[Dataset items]
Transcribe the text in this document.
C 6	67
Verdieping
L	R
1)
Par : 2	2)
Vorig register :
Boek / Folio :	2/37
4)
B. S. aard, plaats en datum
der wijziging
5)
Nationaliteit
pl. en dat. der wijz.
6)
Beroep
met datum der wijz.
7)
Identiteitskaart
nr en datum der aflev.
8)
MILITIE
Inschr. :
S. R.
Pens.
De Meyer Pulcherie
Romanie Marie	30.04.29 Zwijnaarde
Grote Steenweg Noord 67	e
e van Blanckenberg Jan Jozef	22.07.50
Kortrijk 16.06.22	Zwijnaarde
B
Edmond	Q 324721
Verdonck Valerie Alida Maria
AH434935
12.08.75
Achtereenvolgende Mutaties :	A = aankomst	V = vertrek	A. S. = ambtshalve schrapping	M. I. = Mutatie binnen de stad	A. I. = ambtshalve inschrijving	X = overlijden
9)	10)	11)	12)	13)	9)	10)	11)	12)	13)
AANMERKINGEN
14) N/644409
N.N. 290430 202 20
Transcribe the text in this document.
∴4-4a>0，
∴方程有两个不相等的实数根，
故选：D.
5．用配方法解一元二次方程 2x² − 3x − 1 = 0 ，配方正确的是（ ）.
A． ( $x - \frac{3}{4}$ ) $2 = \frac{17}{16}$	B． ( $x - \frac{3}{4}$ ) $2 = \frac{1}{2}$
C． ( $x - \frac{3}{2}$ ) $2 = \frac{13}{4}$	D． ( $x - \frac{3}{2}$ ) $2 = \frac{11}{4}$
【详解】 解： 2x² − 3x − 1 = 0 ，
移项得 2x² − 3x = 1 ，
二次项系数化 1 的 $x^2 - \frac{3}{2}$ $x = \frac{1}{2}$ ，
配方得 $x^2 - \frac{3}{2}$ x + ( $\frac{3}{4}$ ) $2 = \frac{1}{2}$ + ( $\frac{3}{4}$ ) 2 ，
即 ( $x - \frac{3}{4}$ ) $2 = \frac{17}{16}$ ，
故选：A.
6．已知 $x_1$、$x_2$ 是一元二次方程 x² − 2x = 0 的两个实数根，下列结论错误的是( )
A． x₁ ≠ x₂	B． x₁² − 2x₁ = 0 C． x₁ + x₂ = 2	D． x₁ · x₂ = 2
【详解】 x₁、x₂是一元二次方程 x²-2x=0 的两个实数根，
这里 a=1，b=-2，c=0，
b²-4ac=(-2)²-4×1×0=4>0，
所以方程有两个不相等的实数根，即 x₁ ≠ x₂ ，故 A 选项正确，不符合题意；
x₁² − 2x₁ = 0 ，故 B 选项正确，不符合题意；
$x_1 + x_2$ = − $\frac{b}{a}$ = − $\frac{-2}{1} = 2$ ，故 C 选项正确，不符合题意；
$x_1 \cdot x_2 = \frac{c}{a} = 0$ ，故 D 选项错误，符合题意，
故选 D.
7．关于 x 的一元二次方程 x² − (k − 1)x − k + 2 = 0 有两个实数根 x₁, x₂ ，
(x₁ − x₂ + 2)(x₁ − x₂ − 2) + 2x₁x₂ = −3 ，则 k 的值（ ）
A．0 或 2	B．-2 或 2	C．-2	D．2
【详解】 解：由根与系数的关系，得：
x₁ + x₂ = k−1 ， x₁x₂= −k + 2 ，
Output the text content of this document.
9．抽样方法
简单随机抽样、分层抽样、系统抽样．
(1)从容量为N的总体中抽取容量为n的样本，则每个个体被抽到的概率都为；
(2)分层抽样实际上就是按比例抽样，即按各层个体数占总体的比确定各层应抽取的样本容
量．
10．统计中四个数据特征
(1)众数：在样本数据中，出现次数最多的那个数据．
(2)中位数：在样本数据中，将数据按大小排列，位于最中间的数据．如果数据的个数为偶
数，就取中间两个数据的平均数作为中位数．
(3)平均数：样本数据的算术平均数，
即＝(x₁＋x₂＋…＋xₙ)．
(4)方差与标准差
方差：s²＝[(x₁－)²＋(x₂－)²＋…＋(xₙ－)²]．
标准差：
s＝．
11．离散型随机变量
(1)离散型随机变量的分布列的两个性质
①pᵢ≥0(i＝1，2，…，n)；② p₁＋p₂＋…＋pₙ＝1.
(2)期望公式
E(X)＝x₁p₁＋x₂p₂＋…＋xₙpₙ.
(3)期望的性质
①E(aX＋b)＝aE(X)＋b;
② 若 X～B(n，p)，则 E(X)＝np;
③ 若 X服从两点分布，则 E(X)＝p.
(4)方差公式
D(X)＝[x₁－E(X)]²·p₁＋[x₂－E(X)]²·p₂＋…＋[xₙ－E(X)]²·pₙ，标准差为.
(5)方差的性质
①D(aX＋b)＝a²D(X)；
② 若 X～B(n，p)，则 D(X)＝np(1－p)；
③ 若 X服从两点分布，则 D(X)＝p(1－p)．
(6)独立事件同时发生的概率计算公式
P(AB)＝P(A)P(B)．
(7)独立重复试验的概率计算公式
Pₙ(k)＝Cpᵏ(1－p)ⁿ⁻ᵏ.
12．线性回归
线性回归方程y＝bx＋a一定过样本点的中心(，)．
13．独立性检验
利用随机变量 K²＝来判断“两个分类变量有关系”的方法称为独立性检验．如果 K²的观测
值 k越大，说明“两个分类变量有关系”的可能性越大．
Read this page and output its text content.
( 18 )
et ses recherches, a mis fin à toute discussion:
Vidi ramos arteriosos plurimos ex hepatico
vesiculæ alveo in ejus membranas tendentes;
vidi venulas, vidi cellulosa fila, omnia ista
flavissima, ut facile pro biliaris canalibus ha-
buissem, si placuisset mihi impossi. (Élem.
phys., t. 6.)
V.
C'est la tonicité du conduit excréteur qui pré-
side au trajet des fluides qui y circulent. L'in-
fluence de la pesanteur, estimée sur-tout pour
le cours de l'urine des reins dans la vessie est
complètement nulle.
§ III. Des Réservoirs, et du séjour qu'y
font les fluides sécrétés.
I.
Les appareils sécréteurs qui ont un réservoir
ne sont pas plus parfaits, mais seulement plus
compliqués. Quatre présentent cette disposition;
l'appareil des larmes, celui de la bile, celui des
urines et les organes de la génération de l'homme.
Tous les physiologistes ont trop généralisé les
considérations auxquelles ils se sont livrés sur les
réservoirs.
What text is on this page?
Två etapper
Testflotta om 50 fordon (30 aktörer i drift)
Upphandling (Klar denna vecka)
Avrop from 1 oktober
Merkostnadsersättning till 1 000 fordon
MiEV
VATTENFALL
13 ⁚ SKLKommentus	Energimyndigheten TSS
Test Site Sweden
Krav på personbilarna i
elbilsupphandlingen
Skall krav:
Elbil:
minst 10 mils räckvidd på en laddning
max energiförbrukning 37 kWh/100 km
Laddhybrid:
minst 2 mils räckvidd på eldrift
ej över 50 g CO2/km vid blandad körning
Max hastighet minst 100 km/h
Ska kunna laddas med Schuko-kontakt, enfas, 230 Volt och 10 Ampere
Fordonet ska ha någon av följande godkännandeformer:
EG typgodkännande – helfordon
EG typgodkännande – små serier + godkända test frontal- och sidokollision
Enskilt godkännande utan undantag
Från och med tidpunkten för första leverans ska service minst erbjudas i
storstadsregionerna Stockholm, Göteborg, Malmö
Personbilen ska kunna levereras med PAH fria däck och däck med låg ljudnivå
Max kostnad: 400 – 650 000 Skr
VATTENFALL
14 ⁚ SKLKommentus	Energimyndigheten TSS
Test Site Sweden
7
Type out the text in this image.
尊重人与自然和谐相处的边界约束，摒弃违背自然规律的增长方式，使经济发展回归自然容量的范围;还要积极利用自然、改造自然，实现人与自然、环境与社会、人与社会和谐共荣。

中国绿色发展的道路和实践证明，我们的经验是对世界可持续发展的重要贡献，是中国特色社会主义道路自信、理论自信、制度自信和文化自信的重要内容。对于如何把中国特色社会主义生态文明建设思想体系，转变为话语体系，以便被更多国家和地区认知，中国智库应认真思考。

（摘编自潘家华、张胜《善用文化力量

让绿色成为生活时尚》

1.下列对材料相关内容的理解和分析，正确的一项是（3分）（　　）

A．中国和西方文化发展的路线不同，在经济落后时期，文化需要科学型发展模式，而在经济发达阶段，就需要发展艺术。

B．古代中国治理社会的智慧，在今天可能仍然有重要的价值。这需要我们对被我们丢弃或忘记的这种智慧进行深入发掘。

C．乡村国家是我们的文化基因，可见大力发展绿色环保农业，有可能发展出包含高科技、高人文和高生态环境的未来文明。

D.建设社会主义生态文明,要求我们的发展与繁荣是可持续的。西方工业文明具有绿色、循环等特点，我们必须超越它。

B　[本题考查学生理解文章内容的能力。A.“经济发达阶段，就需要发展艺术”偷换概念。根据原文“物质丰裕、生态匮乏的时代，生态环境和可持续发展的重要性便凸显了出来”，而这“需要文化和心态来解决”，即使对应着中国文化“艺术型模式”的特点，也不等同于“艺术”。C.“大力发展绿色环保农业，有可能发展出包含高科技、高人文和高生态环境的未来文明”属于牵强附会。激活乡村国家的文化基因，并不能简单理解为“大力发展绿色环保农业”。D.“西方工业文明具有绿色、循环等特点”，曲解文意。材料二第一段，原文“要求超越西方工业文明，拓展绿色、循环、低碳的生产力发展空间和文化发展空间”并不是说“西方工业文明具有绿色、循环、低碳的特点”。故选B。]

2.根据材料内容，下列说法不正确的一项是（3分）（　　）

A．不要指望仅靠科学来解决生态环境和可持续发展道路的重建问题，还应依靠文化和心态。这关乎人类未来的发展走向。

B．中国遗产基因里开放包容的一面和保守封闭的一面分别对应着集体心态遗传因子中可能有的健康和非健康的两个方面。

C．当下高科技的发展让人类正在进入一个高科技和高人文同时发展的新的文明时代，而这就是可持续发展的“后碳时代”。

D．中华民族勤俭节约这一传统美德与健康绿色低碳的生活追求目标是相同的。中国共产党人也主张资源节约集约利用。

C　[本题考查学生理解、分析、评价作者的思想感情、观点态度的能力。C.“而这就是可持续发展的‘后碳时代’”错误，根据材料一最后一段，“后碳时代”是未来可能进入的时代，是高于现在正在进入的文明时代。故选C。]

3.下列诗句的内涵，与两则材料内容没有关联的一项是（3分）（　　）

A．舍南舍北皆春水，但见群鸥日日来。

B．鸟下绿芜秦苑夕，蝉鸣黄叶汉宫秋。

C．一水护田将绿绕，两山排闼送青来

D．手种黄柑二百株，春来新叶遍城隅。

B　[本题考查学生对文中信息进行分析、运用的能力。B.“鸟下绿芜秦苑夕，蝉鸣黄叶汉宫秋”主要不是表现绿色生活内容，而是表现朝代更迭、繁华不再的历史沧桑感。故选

* _WORK REQUIRED_:
Check each line of the entries above for the word "蝉鸣黄叶汉宫秋". List the ones that have it.

* _ANSWER TO THIS PROBLEM_:
B．鸟下绿芜秦苑夕，蝉鸣黄叶汉宫秋。
B　[本题考查学生对文中信息进行分析、运用的能力。B.“鸟下绿芜秦苑夕，蝉鸣黄叶汉宫秋”主要不是表现绿色生活内容，而是表现朝代更迭、繁华不再的历史沧桑感。故选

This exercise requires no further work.